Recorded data
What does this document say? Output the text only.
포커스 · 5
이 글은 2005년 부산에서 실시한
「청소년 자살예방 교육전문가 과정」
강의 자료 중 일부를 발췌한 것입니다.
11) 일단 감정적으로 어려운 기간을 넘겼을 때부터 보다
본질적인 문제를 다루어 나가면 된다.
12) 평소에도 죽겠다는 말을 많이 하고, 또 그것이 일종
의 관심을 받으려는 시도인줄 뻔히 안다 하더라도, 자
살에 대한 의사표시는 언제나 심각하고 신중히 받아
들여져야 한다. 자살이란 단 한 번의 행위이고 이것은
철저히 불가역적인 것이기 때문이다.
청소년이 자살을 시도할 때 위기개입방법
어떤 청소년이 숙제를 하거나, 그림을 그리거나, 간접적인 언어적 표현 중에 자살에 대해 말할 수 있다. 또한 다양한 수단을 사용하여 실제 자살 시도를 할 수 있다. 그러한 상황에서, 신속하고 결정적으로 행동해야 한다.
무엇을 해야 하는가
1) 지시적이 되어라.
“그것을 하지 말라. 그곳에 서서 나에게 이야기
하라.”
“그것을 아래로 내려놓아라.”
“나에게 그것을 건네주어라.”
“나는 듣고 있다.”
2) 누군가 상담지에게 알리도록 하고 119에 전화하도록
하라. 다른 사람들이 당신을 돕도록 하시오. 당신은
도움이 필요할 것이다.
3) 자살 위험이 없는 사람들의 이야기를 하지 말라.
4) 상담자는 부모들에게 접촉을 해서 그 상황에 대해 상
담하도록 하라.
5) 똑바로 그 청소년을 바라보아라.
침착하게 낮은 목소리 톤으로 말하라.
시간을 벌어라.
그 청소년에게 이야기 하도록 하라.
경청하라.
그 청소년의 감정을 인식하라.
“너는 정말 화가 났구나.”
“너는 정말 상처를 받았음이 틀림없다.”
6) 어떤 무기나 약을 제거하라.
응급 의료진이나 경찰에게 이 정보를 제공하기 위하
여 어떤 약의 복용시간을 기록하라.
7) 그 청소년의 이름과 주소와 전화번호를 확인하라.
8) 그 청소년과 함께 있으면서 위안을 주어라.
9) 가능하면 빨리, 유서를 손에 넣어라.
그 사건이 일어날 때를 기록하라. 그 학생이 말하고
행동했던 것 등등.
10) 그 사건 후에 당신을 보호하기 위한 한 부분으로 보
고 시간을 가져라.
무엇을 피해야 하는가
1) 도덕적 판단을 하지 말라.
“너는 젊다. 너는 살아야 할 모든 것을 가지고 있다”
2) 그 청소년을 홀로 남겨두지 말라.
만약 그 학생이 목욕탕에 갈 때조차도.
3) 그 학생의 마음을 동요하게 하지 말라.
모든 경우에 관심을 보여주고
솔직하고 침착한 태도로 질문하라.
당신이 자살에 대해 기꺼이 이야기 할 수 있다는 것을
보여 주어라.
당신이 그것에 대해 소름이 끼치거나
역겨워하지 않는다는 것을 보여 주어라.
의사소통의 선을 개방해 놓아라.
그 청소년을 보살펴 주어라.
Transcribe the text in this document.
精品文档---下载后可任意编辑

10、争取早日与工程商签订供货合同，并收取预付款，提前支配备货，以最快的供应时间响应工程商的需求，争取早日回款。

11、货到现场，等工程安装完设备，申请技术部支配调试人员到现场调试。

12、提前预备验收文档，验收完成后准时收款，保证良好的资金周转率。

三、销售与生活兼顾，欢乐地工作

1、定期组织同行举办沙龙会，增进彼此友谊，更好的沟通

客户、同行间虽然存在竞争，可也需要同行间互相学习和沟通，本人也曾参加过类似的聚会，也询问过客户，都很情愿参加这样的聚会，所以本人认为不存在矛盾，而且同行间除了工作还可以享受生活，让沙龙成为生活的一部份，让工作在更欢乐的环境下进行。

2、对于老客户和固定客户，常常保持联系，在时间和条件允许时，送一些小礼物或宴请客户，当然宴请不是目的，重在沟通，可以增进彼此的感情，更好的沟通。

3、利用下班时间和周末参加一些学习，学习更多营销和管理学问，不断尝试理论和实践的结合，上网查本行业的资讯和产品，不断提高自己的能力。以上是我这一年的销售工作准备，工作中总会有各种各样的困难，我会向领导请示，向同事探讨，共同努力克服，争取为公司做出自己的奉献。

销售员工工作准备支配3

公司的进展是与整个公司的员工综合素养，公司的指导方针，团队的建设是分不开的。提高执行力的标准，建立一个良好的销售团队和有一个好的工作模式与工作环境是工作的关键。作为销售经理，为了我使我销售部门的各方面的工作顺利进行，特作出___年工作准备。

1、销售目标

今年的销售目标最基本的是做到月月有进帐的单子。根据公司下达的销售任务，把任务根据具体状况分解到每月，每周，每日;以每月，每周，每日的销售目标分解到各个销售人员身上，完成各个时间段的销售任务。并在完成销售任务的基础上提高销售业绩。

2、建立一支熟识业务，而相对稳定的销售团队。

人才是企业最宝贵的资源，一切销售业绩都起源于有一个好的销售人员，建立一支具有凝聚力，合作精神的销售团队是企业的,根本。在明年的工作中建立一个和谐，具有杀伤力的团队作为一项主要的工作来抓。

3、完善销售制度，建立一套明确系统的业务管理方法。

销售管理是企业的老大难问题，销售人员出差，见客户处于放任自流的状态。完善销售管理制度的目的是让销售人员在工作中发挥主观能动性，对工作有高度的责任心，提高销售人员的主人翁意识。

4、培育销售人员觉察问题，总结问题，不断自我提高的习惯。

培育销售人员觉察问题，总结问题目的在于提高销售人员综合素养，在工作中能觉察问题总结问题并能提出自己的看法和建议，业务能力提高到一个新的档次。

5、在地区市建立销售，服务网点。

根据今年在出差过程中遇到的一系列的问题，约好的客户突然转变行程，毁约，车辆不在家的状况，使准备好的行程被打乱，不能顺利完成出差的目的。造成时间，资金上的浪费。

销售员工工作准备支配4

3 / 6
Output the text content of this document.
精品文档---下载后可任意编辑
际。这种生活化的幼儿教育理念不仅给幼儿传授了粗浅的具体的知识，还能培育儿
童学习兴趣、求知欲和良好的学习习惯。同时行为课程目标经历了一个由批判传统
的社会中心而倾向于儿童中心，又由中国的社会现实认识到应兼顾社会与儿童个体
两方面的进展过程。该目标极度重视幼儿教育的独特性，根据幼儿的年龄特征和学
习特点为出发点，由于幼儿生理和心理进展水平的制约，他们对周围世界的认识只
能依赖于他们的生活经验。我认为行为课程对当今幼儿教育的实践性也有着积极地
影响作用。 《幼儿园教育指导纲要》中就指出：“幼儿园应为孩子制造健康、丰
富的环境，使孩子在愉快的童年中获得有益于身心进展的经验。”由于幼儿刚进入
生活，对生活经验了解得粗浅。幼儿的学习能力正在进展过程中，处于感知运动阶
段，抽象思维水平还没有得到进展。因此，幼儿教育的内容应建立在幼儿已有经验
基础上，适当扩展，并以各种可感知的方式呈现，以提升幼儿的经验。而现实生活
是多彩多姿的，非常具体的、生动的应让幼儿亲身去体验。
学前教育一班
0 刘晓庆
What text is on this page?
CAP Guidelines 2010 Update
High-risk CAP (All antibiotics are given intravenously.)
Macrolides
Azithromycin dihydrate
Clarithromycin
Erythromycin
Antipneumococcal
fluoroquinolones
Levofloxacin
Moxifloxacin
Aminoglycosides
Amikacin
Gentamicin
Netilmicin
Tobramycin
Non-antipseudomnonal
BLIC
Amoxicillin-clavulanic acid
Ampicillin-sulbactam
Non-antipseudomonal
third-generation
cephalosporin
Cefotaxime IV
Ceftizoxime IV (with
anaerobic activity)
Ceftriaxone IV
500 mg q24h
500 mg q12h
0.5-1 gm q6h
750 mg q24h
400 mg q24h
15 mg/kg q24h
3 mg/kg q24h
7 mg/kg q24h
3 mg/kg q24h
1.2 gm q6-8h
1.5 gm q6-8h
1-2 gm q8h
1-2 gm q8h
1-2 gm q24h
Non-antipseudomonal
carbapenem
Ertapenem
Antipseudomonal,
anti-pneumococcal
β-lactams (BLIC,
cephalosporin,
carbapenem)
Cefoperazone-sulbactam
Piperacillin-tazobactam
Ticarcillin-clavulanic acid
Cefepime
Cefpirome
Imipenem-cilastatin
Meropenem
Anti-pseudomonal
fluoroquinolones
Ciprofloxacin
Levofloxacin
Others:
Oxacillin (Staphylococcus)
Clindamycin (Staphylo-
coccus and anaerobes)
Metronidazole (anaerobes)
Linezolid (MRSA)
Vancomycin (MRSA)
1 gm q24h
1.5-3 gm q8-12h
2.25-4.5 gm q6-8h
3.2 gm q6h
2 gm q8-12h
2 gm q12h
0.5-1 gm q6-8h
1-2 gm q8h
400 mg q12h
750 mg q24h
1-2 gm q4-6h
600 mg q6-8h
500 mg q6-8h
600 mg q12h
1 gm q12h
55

◆ **Exercise aim**: Show every line from the entries above in which the word "培育销售人员觉察问题" appears.

◆ **Correct answer**:
4、培育销售人员觉察问题，总结问题，不断自我提高的习惯。
培育销售人员觉察问题，总结问题目的在于提高销售人员综合素养，在工作中能觉察问题总结问题并能提出自己的看法和建议，业务能力提高到一个新的档次。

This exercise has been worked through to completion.